**DIRECTIVE**
Give the number of lines in the entries that contain "title". State only the count.

**MATERIAL**
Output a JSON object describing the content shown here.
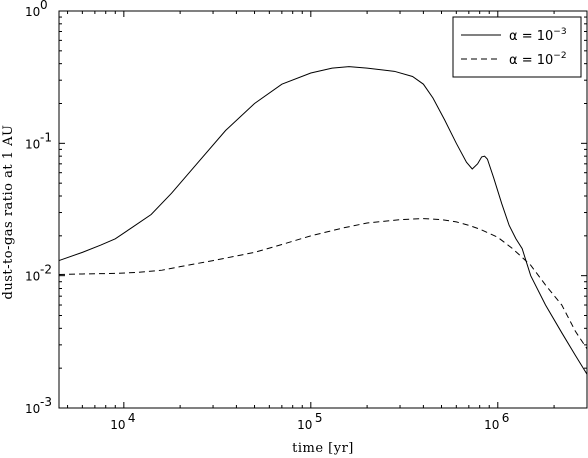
{
  "chart_data": {
    "type": "line",
    "title": "",
    "xlabel": "time [yr]",
    "ylabel": "dust-to-gas ratio at 1 AU",
    "xscale": "log",
    "yscale": "log",
    "xlim": [
      4500,
      3000000
    ],
    "ylim": [
      0.001,
      1
    ],
    "grid": false,
    "legend_position": "top-right",
    "x_ticks": [
      {
        "value": 10000,
        "base": "10",
        "exp": "4"
      },
      {
        "value": 100000,
        "base": "10",
        "exp": "5"
      },
      {
        "value": 1000000,
        "base": "10",
        "exp": "6"
      }
    ],
    "y_ticks": [
      {
        "value": 0.001,
        "base": "10",
        "exp": "-3"
      },
      {
        "value": 0.01,
        "base": "10",
        "exp": "-2"
      },
      {
        "value": 0.1,
        "base": "10",
        "exp": "-1"
      },
      {
        "value": 1,
        "base": "10",
        "exp": "0"
      }
    ],
    "series": [
      {
        "name": "α = 10⁻³",
        "legend_prefix": "α = 10",
        "legend_exp": "−3",
        "style": "solid",
        "color": "#000000",
        "points": [
          [
            4500,
            0.013
          ],
          [
            6000,
            0.015
          ],
          [
            7500,
            0.017
          ],
          [
            9000,
            0.019
          ],
          [
            11000,
            0.023
          ],
          [
            14000,
            0.029
          ],
          [
            18000,
            0.042
          ],
          [
            25000,
            0.072
          ],
          [
            35000,
            0.125
          ],
          [
            50000,
            0.2
          ],
          [
            70000,
            0.28
          ],
          [
            100000,
            0.34
          ],
          [
            130000,
            0.37
          ],
          [
            160000,
            0.38
          ],
          [
            200000,
            0.37
          ],
          [
            280000,
            0.35
          ],
          [
            350000,
            0.32
          ],
          [
            400000,
            0.28
          ],
          [
            450000,
            0.22
          ],
          [
            520000,
            0.15
          ],
          [
            600000,
            0.1
          ],
          [
            680000,
            0.072
          ],
          [
            730000,
            0.064
          ],
          [
            780000,
            0.07
          ],
          [
            820000,
            0.079
          ],
          [
            850000,
            0.08
          ],
          [
            880000,
            0.076
          ],
          [
            950000,
            0.055
          ],
          [
            1050000,
            0.035
          ],
          [
            1150000,
            0.024
          ],
          [
            1250000,
            0.019
          ],
          [
            1350000,
            0.016
          ],
          [
            1500000,
            0.01
          ],
          [
            1800000,
            0.006
          ],
          [
            2200000,
            0.0037
          ],
          [
            2600000,
            0.0025
          ],
          [
            3000000,
            0.0018
          ]
        ]
      },
      {
        "name": "α = 10⁻²",
        "legend_prefix": "α = 10",
        "legend_exp": "−2",
        "style": "dashed",
        "color": "#000000",
        "points": [
          [
            4500,
            0.0102
          ],
          [
            6000,
            0.0103
          ],
          [
            9000,
            0.0104
          ],
          [
            12000,
            0.0106
          ],
          [
            16000,
            0.011
          ],
          [
            20000,
            0.0117
          ],
          [
            30000,
            0.013
          ],
          [
            50000,
            0.015
          ],
          [
            70000,
            0.0172
          ],
          [
            100000,
            0.02
          ],
          [
            150000,
            0.023
          ],
          [
            200000,
            0.025
          ],
          [
            300000,
            0.0265
          ],
          [
            400000,
            0.027
          ],
          [
            500000,
            0.0265
          ],
          [
            600000,
            0.0255
          ],
          [
            700000,
            0.024
          ],
          [
            800000,
            0.0225
          ],
          [
            1000000,
            0.0195
          ],
          [
            1200000,
            0.016
          ],
          [
            1500000,
            0.012
          ],
          [
            1800000,
            0.0085
          ],
          [
            2200000,
            0.006
          ],
          [
            2600000,
            0.0038
          ],
          [
            3000000,
            0.0028
          ]
        ]
      }
    ]
  }
}
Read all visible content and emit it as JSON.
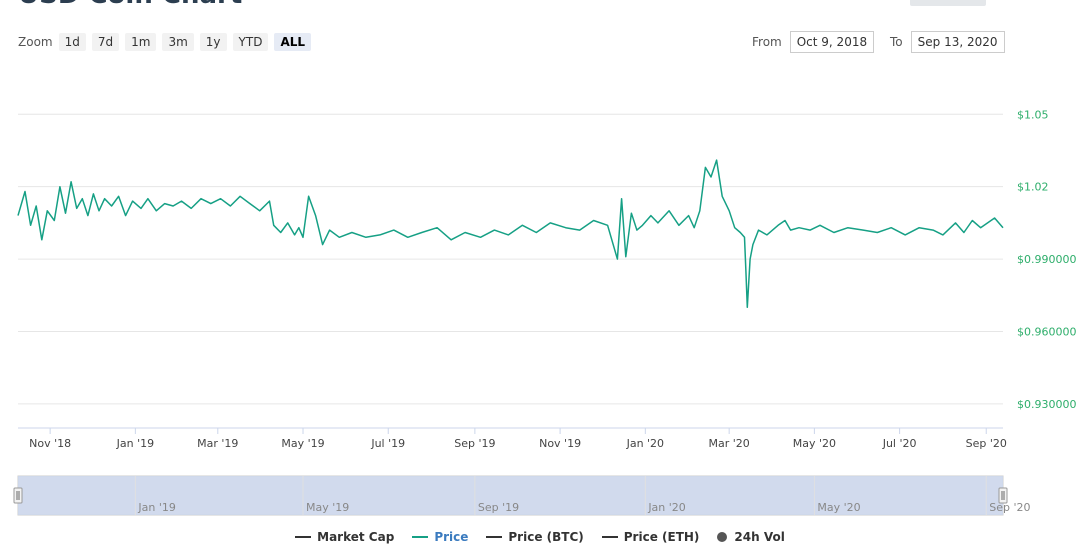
{
  "header": {
    "title": "USD Coin Chart"
  },
  "zoom": {
    "label": "Zoom",
    "buttons": [
      "1d",
      "7d",
      "1m",
      "3m",
      "1y",
      "YTD",
      "ALL"
    ],
    "active": "ALL"
  },
  "range": {
    "from_label": "From",
    "from_value": "Oct 9, 2018",
    "to_label": "To",
    "to_value": "Sep 13, 2020"
  },
  "legend": {
    "market_cap": "Market Cap",
    "price": "Price",
    "price_btc": "Price (BTC)",
    "price_eth": "Price (ETH)",
    "vol": "24h Vol"
  },
  "colors": {
    "price_line": "#16a085",
    "axis_label": "#2eae6b",
    "grid": "#e6e6e6",
    "navigator_fill": "#ccd6eb",
    "legend_active": "#3b7bbf",
    "legend_inactive": "#333333"
  },
  "chart_data": {
    "type": "line",
    "title": "",
    "x_range": [
      "2018-10-09",
      "2020-09-13"
    ],
    "ylim": [
      0.92,
      1.07
    ],
    "y_ticks": [
      0.93,
      0.96,
      0.99,
      1.02,
      1.05
    ],
    "y_tick_labels": [
      "$0.930000",
      "$0.960000",
      "$0.990000",
      "$1.02",
      "$1.05"
    ],
    "x_tick_labels": [
      "Nov '18",
      "Jan '19",
      "Mar '19",
      "May '19",
      "Jul '19",
      "Sep '19",
      "Nov '19",
      "Jan '20",
      "Mar '20",
      "May '20",
      "Jul '20",
      "Sep '20"
    ],
    "x_tick_dates": [
      "2018-11-01",
      "2019-01-01",
      "2019-03-01",
      "2019-05-01",
      "2019-07-01",
      "2019-09-01",
      "2019-11-01",
      "2020-01-01",
      "2020-03-01",
      "2020-05-01",
      "2020-07-01",
      "2020-09-01"
    ],
    "grid": true,
    "legend_position": "bottom",
    "series": [
      {
        "name": "Price",
        "x": [
          "2018-10-09",
          "2018-10-14",
          "2018-10-18",
          "2018-10-22",
          "2018-10-26",
          "2018-10-30",
          "2018-11-04",
          "2018-11-08",
          "2018-11-12",
          "2018-11-16",
          "2018-11-20",
          "2018-11-24",
          "2018-11-28",
          "2018-12-02",
          "2018-12-06",
          "2018-12-10",
          "2018-12-15",
          "2018-12-20",
          "2018-12-25",
          "2018-12-30",
          "2019-01-05",
          "2019-01-10",
          "2019-01-16",
          "2019-01-22",
          "2019-01-28",
          "2019-02-03",
          "2019-02-10",
          "2019-02-17",
          "2019-02-24",
          "2019-03-03",
          "2019-03-10",
          "2019-03-17",
          "2019-03-24",
          "2019-03-31",
          "2019-04-07",
          "2019-04-10",
          "2019-04-15",
          "2019-04-20",
          "2019-04-25",
          "2019-04-28",
          "2019-05-01",
          "2019-05-05",
          "2019-05-10",
          "2019-05-15",
          "2019-05-20",
          "2019-05-27",
          "2019-06-05",
          "2019-06-15",
          "2019-06-25",
          "2019-07-05",
          "2019-07-15",
          "2019-07-25",
          "2019-08-05",
          "2019-08-15",
          "2019-08-25",
          "2019-09-05",
          "2019-09-15",
          "2019-09-25",
          "2019-10-05",
          "2019-10-15",
          "2019-10-25",
          "2019-11-05",
          "2019-11-15",
          "2019-11-25",
          "2019-12-05",
          "2019-12-12",
          "2019-12-15",
          "2019-12-18",
          "2019-12-22",
          "2019-12-26",
          "2019-12-30",
          "2020-01-05",
          "2020-01-10",
          "2020-01-18",
          "2020-01-25",
          "2020-02-01",
          "2020-02-05",
          "2020-02-09",
          "2020-02-13",
          "2020-02-17",
          "2020-02-21",
          "2020-02-25",
          "2020-03-01",
          "2020-03-05",
          "2020-03-09",
          "2020-03-12",
          "2020-03-13",
          "2020-03-14",
          "2020-03-16",
          "2020-03-18",
          "2020-03-22",
          "2020-03-28",
          "2020-04-05",
          "2020-04-10",
          "2020-04-14",
          "2020-04-20",
          "2020-04-28",
          "2020-05-05",
          "2020-05-15",
          "2020-05-25",
          "2020-06-05",
          "2020-06-15",
          "2020-06-25",
          "2020-07-05",
          "2020-07-15",
          "2020-07-25",
          "2020-08-01",
          "2020-08-10",
          "2020-08-16",
          "2020-08-22",
          "2020-08-28",
          "2020-09-02",
          "2020-09-07",
          "2020-09-13"
        ],
        "y": [
          1.008,
          1.018,
          1.004,
          1.012,
          0.998,
          1.01,
          1.006,
          1.02,
          1.009,
          1.022,
          1.011,
          1.015,
          1.008,
          1.017,
          1.01,
          1.015,
          1.012,
          1.016,
          1.008,
          1.014,
          1.011,
          1.015,
          1.01,
          1.013,
          1.012,
          1.014,
          1.011,
          1.015,
          1.013,
          1.015,
          1.012,
          1.016,
          1.013,
          1.01,
          1.014,
          1.004,
          1.001,
          1.005,
          1.0,
          1.003,
          0.999,
          1.016,
          1.008,
          0.996,
          1.002,
          0.999,
          1.001,
          0.999,
          1.0,
          1.002,
          0.999,
          1.001,
          1.003,
          0.998,
          1.001,
          0.999,
          1.002,
          1.0,
          1.004,
          1.001,
          1.005,
          1.003,
          1.002,
          1.006,
          1.004,
          0.99,
          1.015,
          0.991,
          1.009,
          1.002,
          1.004,
          1.008,
          1.005,
          1.01,
          1.004,
          1.008,
          1.003,
          1.01,
          1.028,
          1.024,
          1.031,
          1.016,
          1.01,
          1.003,
          1.001,
          0.999,
          0.985,
          0.97,
          0.99,
          0.996,
          1.002,
          1.0,
          1.004,
          1.006,
          1.002,
          1.003,
          1.002,
          1.004,
          1.001,
          1.003,
          1.002,
          1.001,
          1.003,
          1.0,
          1.003,
          1.002,
          1.0,
          1.005,
          1.001,
          1.006,
          1.003,
          1.005,
          1.007,
          1.003
        ]
      }
    ]
  }
}
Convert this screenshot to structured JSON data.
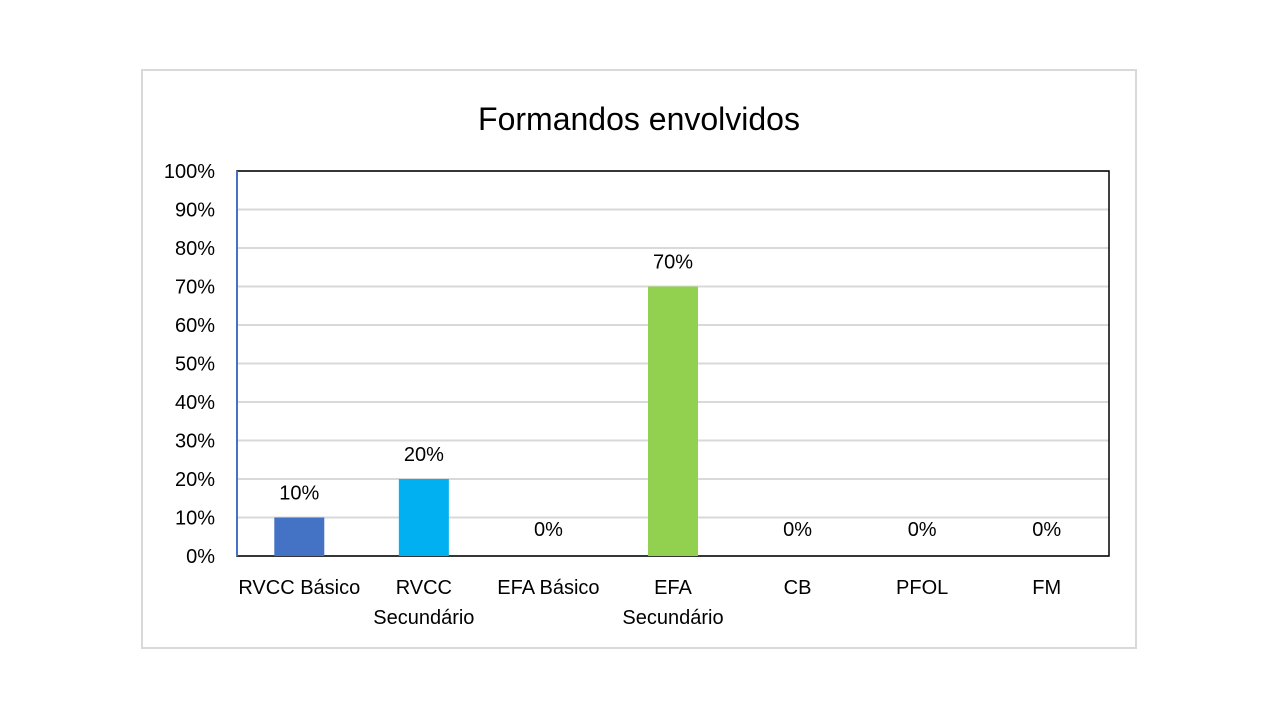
{
  "chart_data": {
    "type": "bar",
    "title": "Formandos envolvidos",
    "categories": [
      [
        "RVCC Básico"
      ],
      [
        "RVCC",
        "Secundário"
      ],
      [
        "EFA Básico"
      ],
      [
        "EFA",
        "Secundário"
      ],
      [
        "CB"
      ],
      [
        "PFOL"
      ],
      [
        "FM"
      ]
    ],
    "values": [
      10,
      20,
      0,
      70,
      0,
      0,
      0
    ],
    "data_labels": [
      "10%",
      "20%",
      "0%",
      "70%",
      "0%",
      "0%",
      "0%"
    ],
    "colors": [
      "#4472c4",
      "#00b0f0",
      "#92d050",
      "#92d050",
      "#92d050",
      "#92d050",
      "#92d050"
    ],
    "ylim": [
      0,
      100
    ],
    "y_ticks": [
      0,
      10,
      20,
      30,
      40,
      50,
      60,
      70,
      80,
      90,
      100
    ],
    "y_tick_labels": [
      "0%",
      "10%",
      "20%",
      "30%",
      "40%",
      "50%",
      "60%",
      "70%",
      "80%",
      "90%",
      "100%"
    ],
    "xlabel": "",
    "ylabel": "",
    "grid": true,
    "gridline_color": "#d9d9d9",
    "legend": "none"
  }
}
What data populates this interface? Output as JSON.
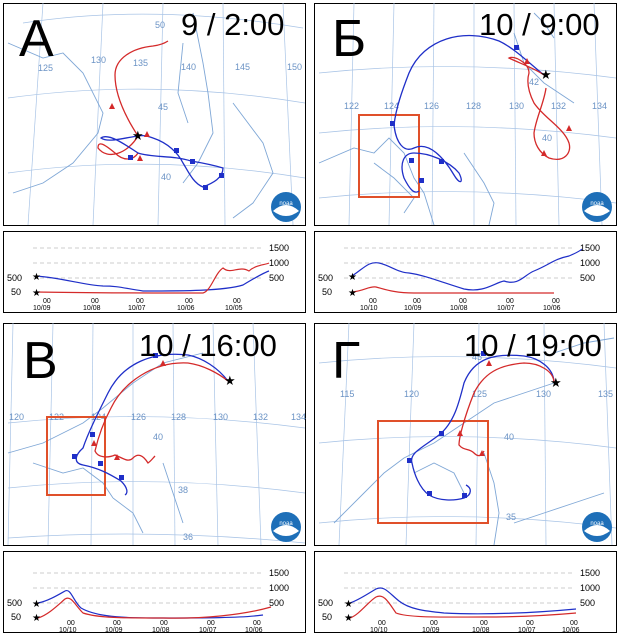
{
  "colors": {
    "backward_trajectory": "#1f2fc8",
    "forward_trajectory": "#d42a2a",
    "study_box": "#e0502a",
    "grid": "#a9c4e6",
    "coast": "#7fa7d6",
    "noaa_blue": "#1e6fb8"
  },
  "icons": {
    "source_marker": "star-icon",
    "logo": "noaa-logo"
  },
  "logo_text": "noaa",
  "height_axis_labels": [
    "1500",
    "1000",
    "500"
  ],
  "panels": [
    {
      "letter": "А",
      "time": "9 / 2:00",
      "lon_labels": [
        "125",
        "130",
        "135",
        "140",
        "145",
        "150"
      ],
      "lat_labels": [
        "50",
        "45",
        "40"
      ],
      "left_height_labels": [
        "500",
        "50"
      ],
      "date_hour": "00",
      "date_labels": [
        "10/09",
        "10/08",
        "10/07",
        "10/06",
        "10/05"
      ],
      "has_box": false
    },
    {
      "letter": "Б",
      "time": "10 / 9:00",
      "lon_labels": [
        "122",
        "124",
        "126",
        "128",
        "130",
        "132",
        "134"
      ],
      "lat_labels": [
        "42",
        "40"
      ],
      "left_height_labels": [
        "500",
        "50"
      ],
      "date_hour": "00",
      "date_labels": [
        "10/10",
        "10/09",
        "10/08",
        "10/07",
        "10/06"
      ],
      "has_box": true
    },
    {
      "letter": "В",
      "time": "10 / 16:00",
      "lon_labels": [
        "120",
        "122",
        "124",
        "126",
        "128",
        "130",
        "132",
        "134"
      ],
      "lat_labels": [
        "40",
        "38",
        "36"
      ],
      "left_height_labels": [
        "500",
        "50"
      ],
      "date_hour": "00",
      "date_labels": [
        "10/10",
        "10/09",
        "10/08",
        "10/07",
        "10/06"
      ],
      "has_box": true
    },
    {
      "letter": "Г",
      "time": "10 / 19:00",
      "lon_labels": [
        "115",
        "120",
        "125",
        "130",
        "135"
      ],
      "lat_labels": [
        "45",
        "40",
        "35"
      ],
      "left_height_labels": [
        "500",
        "50"
      ],
      "date_hour": "00",
      "date_labels": [
        "10/10",
        "10/09",
        "10/08",
        "10/07",
        "10/06"
      ],
      "has_box": true
    }
  ]
}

**THE REPLY**
4